[Written problem]:
Write out the listing below exactly, and omit any images you find in it.

Records:
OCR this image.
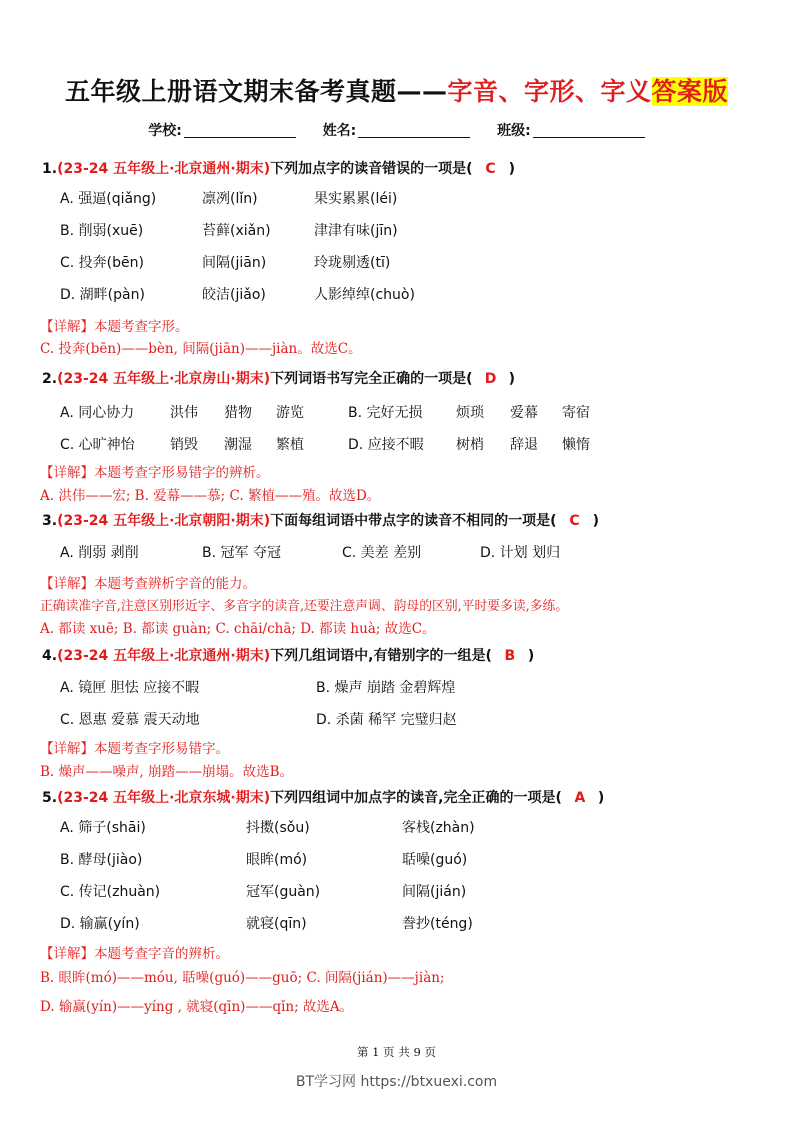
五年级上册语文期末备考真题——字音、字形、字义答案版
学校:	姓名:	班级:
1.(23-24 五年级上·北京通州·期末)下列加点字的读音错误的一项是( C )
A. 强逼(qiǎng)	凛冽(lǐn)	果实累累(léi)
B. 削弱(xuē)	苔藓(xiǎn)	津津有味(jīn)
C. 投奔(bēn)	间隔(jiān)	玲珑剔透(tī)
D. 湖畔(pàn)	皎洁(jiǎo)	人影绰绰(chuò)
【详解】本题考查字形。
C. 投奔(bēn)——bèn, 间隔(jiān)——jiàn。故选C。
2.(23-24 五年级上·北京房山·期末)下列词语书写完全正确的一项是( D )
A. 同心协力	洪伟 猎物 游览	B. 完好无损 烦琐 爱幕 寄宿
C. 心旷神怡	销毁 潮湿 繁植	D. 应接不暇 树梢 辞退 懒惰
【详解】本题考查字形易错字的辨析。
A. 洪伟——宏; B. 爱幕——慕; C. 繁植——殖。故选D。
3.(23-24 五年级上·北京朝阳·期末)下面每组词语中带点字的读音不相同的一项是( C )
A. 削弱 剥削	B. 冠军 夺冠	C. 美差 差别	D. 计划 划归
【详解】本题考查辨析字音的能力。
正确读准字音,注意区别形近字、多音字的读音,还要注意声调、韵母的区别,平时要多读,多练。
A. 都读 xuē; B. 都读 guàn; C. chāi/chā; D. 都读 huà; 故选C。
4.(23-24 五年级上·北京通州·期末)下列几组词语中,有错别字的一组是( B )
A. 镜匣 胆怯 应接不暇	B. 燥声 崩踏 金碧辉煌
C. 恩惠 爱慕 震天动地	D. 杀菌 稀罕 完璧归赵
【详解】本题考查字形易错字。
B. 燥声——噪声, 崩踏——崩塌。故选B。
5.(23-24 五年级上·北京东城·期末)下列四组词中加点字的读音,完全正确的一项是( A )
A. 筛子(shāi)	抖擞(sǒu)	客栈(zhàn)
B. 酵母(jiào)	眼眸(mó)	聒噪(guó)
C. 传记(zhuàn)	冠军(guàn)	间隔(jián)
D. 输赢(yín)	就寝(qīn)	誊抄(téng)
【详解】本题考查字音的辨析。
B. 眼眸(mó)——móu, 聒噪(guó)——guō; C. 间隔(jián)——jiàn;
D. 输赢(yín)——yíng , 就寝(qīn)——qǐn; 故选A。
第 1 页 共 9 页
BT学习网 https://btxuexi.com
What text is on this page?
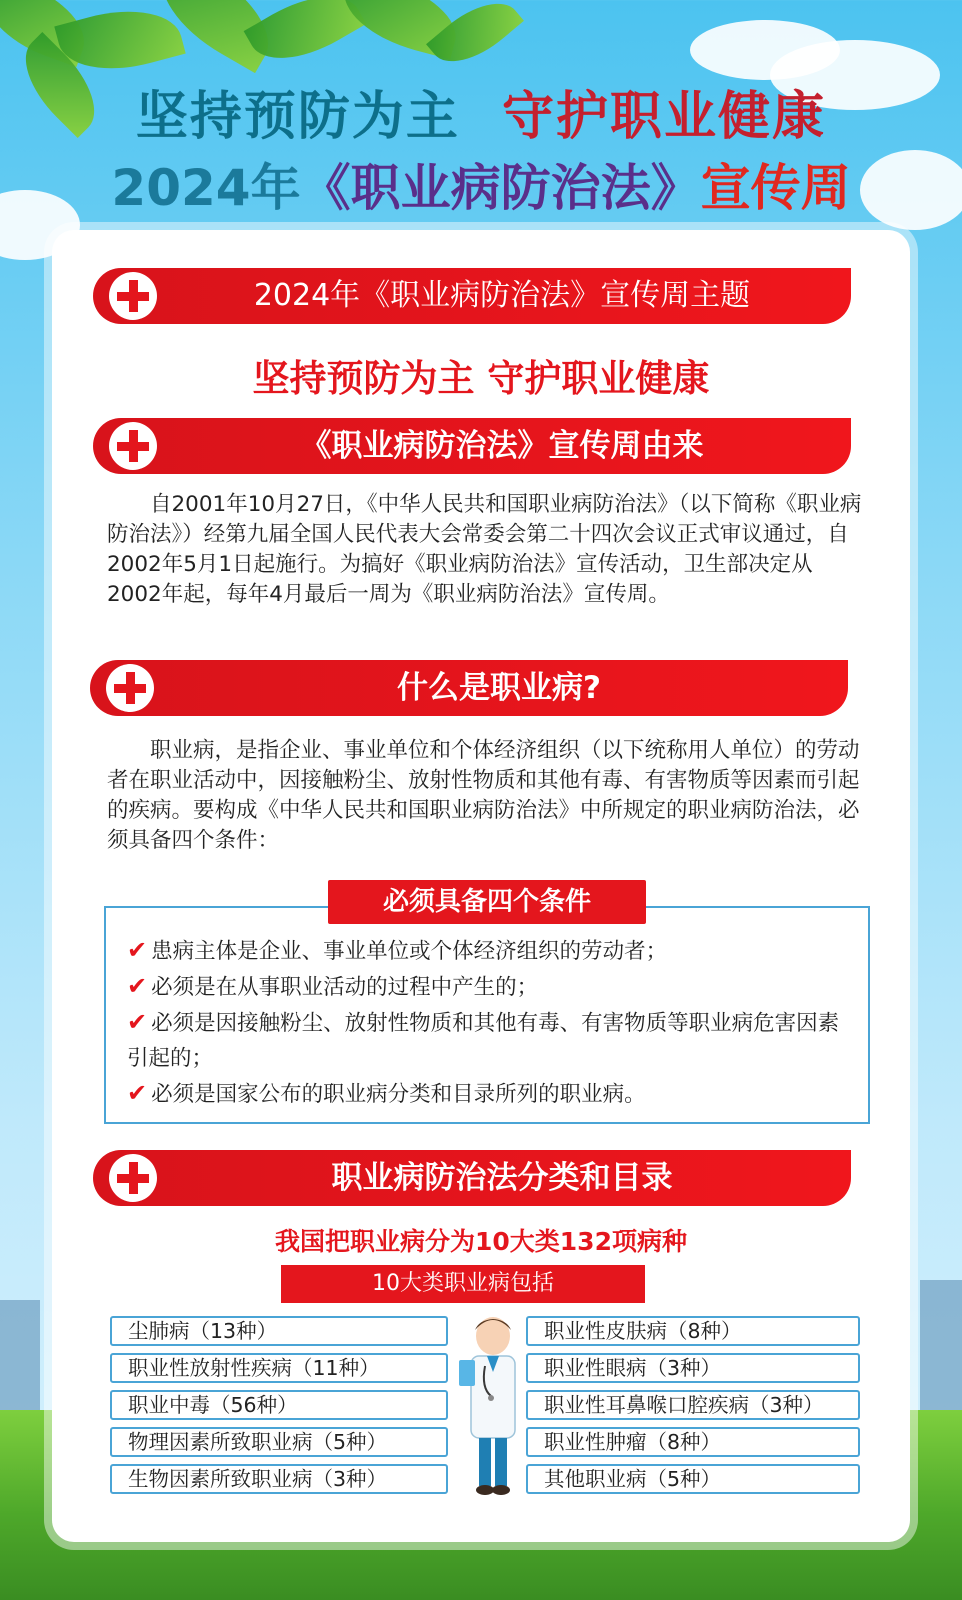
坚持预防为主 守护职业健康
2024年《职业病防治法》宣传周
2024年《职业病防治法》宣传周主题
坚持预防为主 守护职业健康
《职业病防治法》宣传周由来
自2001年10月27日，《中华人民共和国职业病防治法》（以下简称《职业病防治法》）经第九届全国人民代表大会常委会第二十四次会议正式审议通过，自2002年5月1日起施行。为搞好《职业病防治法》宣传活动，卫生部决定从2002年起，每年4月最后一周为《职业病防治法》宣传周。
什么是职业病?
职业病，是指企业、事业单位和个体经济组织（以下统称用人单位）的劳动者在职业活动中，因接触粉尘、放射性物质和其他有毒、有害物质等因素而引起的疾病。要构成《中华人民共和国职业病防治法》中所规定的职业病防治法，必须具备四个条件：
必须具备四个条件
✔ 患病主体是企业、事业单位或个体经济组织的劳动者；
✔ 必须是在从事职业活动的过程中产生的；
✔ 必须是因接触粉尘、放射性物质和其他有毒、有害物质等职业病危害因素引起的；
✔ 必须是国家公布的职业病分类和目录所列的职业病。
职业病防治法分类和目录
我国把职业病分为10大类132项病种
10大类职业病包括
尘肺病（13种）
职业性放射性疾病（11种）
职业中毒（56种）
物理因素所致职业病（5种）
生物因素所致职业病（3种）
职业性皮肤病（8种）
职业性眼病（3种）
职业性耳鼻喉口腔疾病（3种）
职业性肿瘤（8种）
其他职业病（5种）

[Solved exercise]:
OCR this image.
五年级上册语文期末备考真题——字音、字形、字义答案版
学校:	姓名:	班级:
1.(23-24 五年级上·北京通州·期末)下列加点字的读音错误的一项是( C )
A. 强逼(qiǎng)	凛冽(lǐn)	果实累累(léi)
B. 削弱(xuē)	苔藓(xiǎn)	津津有味(jīn)
C. 投奔(bēn)	间隔(jiān)	玲珑剔透(tī)
D. 湖畔(pàn)	皎洁(jiǎo)	人影绰绰(chuò)
【详解】本题考查字形。
C. 投奔(bēn)——bèn, 间隔(jiān)——jiàn。故选C。
2.(23-24 五年级上·北京房山·期末)下列词语书写完全正确的一项是( D )
A. 同心协力	洪伟 猎物 游览	B. 完好无损 烦琐 爱幕 寄宿
C. 心旷神怡	销毁 潮湿 繁植	D. 应接不暇 树梢 辞退 懒惰
【详解】本题考查字形易错字的辨析。
A. 洪伟——宏; B. 爱幕——慕; C. 繁植——殖。故选D。
3.(23-24 五年级上·北京朝阳·期末)下面每组词语中带点字的读音不相同的一项是( C )
A. 削弱 剥削	B. 冠军 夺冠	C. 美差 差别	D. 计划 划归
【详解】本题考查辨析字音的能力。
正确读准字音,注意区别形近字、多音字的读音,还要注意声调、韵母的区别,平时要多读,多练。
A. 都读 xuē; B. 都读 guàn; C. chāi/chā; D. 都读 huà; 故选C。
4.(23-24 五年级上·北京通州·期末)下列几组词语中,有错别字的一组是( B )
A. 镜匣 胆怯 应接不暇	B. 燥声 崩踏 金碧辉煌
C. 恩惠 爱慕 震天动地	D. 杀菌 稀罕 完璧归赵
【详解】本题考查字形易错字。
B. 燥声——噪声, 崩踏——崩塌。故选B。
5.(23-24 五年级上·北京东城·期末)下列四组词中加点字的读音,完全正确的一项是( A )
A. 筛子(shāi)	抖擞(sǒu)	客栈(zhàn)
B. 酵母(jiào)	眼眸(mó)	聒噪(guó)
C. 传记(zhuàn)	冠军(guàn)	间隔(jián)
D. 输赢(yín)	就寝(qīn)	誊抄(téng)
【详解】本题考查字音的辨析。
B. 眼眸(mó)——móu, 聒噪(guó)——guō; C. 间隔(jián)——jiàn;
D. 输赢(yín)——yíng , 就寝(qīn)——qǐn; 故选A。
第 1 页 共 9 页
BT学习网 https://btxuexi.com
What text is on this page?
坚持预防为主 守护职业健康
2024年《职业病防治法》宣传周
2024年《职业病防治法》宣传周主题
坚持预防为主 守护职业健康
《职业病防治法》宣传周由来
自2001年10月27日，《中华人民共和国职业病防治法》（以下简称《职业病防治法》）经第九届全国人民代表大会常委会第二十四次会议正式审议通过，自2002年5月1日起施行。为搞好《职业病防治法》宣传活动，卫生部决定从2002年起，每年4月最后一周为《职业病防治法》宣传周。
什么是职业病?
职业病，是指企业、事业单位和个体经济组织（以下统称用人单位）的劳动者在职业活动中，因接触粉尘、放射性物质和其他有毒、有害物质等因素而引起的疾病。要构成《中华人民共和国职业病防治法》中所规定的职业病防治法，必须具备四个条件：
必须具备四个条件
✔ 患病主体是企业、事业单位或个体经济组织的劳动者；
✔ 必须是在从事职业活动的过程中产生的；
✔ 必须是因接触粉尘、放射性物质和其他有毒、有害物质等职业病危害因素引起的；
✔ 必须是国家公布的职业病分类和目录所列的职业病。
职业病防治法分类和目录
我国把职业病分为10大类132项病种
10大类职业病包括
尘肺病（13种）
职业性放射性疾病（11种）
职业中毒（56种）
物理因素所致职业病（5种）
生物因素所致职业病（3种）
职业性皮肤病（8种）
职业性眼病（3种）
职业性耳鼻喉口腔疾病（3种）
职业性肿瘤（8种）
其他职业病（5种）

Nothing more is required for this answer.